> WORK TO BE COMPLETED: Can you find the lines of the listing that include "MyForms" and copy every one?

[Saved entries]
▬▬▬▬▬▬▬▬▬▬

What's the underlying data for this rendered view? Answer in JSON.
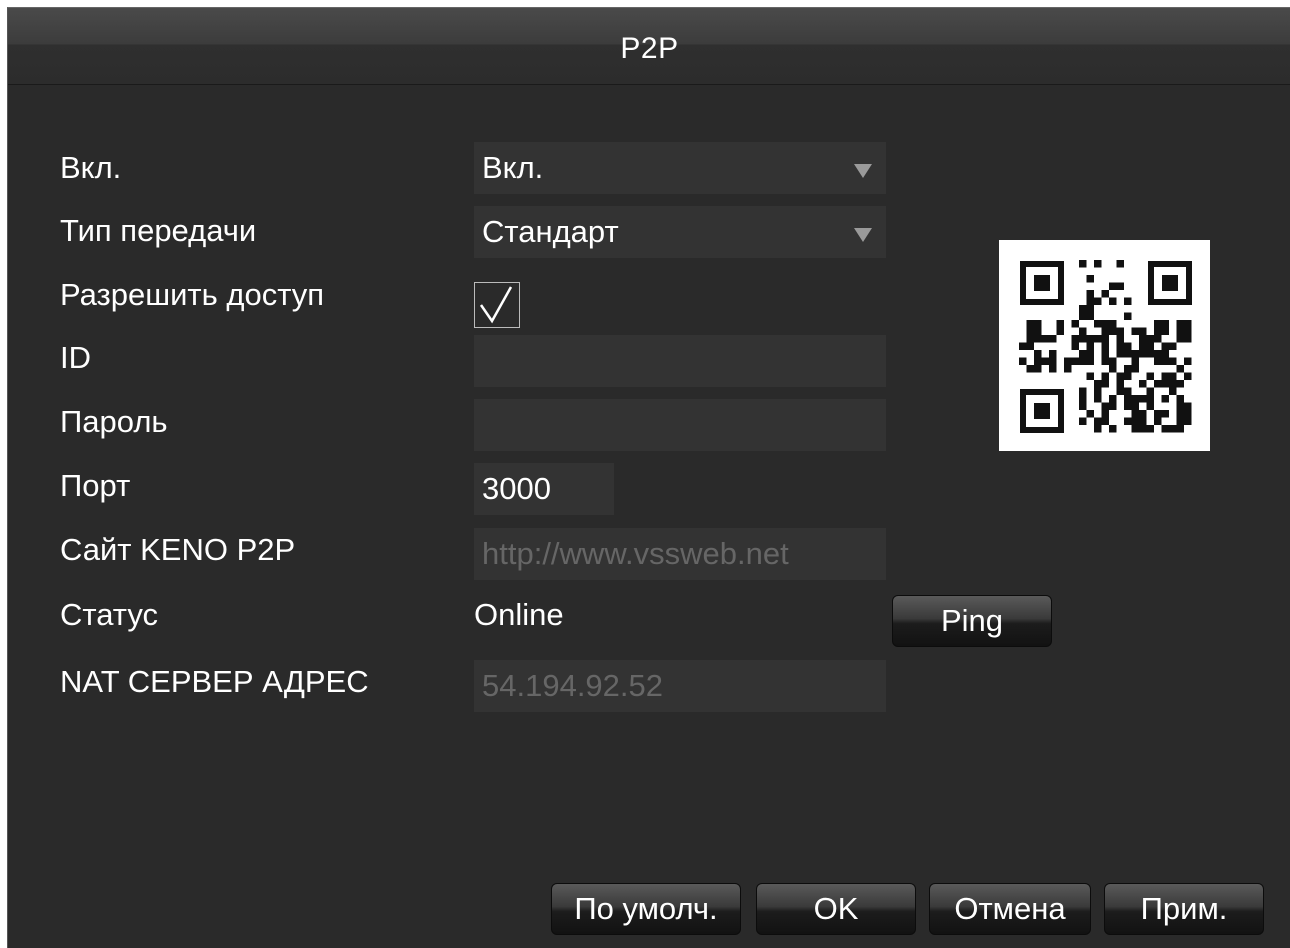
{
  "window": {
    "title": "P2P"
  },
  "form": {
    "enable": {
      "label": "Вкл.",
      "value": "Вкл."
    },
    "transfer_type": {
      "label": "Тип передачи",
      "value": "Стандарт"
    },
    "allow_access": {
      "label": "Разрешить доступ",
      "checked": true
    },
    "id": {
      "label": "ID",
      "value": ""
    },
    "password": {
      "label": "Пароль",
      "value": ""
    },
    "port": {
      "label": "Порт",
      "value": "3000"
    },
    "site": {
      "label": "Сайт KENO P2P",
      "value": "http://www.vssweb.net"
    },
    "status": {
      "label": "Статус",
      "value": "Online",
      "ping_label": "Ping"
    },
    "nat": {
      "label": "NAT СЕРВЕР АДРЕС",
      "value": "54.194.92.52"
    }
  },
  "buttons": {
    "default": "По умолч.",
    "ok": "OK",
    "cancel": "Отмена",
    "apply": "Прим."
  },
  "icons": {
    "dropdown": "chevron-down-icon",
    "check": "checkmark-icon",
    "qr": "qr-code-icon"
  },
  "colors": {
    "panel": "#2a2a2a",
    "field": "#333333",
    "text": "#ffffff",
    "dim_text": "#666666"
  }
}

▬▬▬▬▬▬▬▬▬▬

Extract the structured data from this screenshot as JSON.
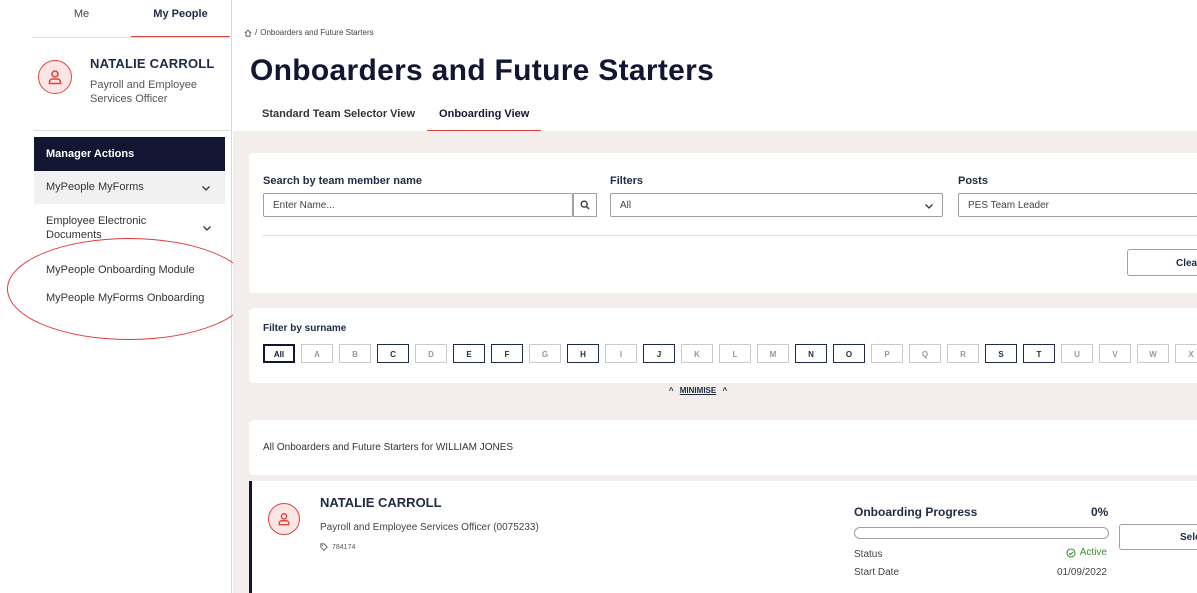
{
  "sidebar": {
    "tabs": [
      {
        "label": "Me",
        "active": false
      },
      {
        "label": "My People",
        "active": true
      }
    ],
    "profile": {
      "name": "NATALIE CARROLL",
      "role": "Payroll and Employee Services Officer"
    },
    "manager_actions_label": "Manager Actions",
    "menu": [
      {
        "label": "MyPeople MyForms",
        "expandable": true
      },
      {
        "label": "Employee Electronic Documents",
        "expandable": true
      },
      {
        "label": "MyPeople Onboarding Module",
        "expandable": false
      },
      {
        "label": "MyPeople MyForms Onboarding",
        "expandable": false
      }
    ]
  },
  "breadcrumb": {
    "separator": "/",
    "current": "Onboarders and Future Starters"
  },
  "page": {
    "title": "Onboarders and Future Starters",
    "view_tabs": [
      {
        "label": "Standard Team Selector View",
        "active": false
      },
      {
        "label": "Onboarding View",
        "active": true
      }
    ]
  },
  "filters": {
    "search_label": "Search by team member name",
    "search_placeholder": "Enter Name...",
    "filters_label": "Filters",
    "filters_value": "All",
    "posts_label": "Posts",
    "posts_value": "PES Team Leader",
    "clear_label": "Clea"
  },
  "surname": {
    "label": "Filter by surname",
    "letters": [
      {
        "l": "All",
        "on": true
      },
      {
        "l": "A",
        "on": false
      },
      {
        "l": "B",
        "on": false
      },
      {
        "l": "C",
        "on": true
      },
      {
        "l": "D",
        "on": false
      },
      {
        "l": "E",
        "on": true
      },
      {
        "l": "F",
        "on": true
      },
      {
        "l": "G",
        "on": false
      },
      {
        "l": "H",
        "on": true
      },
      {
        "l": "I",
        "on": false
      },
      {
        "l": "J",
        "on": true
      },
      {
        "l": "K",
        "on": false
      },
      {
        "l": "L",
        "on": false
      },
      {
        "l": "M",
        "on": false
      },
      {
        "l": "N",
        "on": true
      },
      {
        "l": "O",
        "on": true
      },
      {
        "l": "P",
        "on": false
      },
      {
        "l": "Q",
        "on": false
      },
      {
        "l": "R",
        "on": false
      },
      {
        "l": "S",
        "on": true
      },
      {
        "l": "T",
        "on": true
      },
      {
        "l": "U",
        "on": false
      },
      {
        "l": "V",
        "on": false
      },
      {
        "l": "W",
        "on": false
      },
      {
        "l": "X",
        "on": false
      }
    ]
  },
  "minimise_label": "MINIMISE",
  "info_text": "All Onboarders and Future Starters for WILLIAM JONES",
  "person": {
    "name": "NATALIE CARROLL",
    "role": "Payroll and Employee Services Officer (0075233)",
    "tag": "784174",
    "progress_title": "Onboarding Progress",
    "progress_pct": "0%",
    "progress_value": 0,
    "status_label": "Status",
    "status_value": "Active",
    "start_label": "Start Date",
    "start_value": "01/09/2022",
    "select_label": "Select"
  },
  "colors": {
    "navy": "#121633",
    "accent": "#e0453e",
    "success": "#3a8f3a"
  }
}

▬▬▬▬▬▬▬▬▬▬

> TASK RESULT:
        "label": "MyPeople MyForms",
        "label": "MyPeople MyForms Onboarding",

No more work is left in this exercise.